## TASK STATEMENT
Read the records and write them out again exactly.

## EXCERPTED DATA

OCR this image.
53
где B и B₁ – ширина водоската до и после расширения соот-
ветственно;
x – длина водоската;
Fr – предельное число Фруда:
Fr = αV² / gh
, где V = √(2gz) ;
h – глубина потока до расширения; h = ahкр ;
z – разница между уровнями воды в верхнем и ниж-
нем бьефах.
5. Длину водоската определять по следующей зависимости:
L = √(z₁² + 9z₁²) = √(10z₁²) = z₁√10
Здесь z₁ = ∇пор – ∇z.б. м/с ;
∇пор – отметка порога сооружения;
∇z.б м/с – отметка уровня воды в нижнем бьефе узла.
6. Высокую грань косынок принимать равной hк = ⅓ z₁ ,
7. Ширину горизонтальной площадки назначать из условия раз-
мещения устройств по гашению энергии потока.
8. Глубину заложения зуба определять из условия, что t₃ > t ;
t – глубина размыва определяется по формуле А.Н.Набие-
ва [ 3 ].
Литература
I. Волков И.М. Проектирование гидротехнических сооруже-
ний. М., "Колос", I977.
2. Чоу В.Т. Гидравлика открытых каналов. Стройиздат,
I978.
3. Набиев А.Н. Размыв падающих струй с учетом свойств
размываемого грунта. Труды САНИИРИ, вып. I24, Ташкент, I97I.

## SOLVED PROBLEM
OCR this image.
53
где B и B₁ – ширина водоската до и после расширения соот-
ветственно;
x – длина водоската;
Fr – предельное число Фруда:
Fr = αV² / gh
, где V = √(2gz) ;
h – глубина потока до расширения; h = ahкр ;
z – разница между уровнями воды в верхнем и ниж-
нем бьефах.
5. Длину водоската определять по следующей зависимости:
L = √(z₁² + 9z₁²) = √(10z₁²) = z₁√10
Здесь z₁ = ∇пор – ∇z.б. м/с ;
∇пор – отметка порога сооружения;
∇z.б м/с – отметка уровня воды в нижнем бьефе узла.
6. Высокую грань косынок принимать равной hк = ⅓ z₁ ,
7. Ширину горизонтальной площадки назначать из условия раз-
мещения устройств по гашению энергии потока.
8. Глубину заложения зуба определять из условия, что t₃ > t ;
t – глубина размыва определяется по формуле А.Н.Набие-
ва [ 3 ].
Литература
I. Волков И.М. Проектирование гидротехнических сооруже-
ний. М., "Колос", I977.
2. Чоу В.Т. Гидравлика открытых каналов. Стройиздат,
I978.
3. Набиев А.Н. Размыв падающих струй с учетом свойств
размываемого грунта. Труды САНИИРИ, вып. I24, Ташкент, I97I.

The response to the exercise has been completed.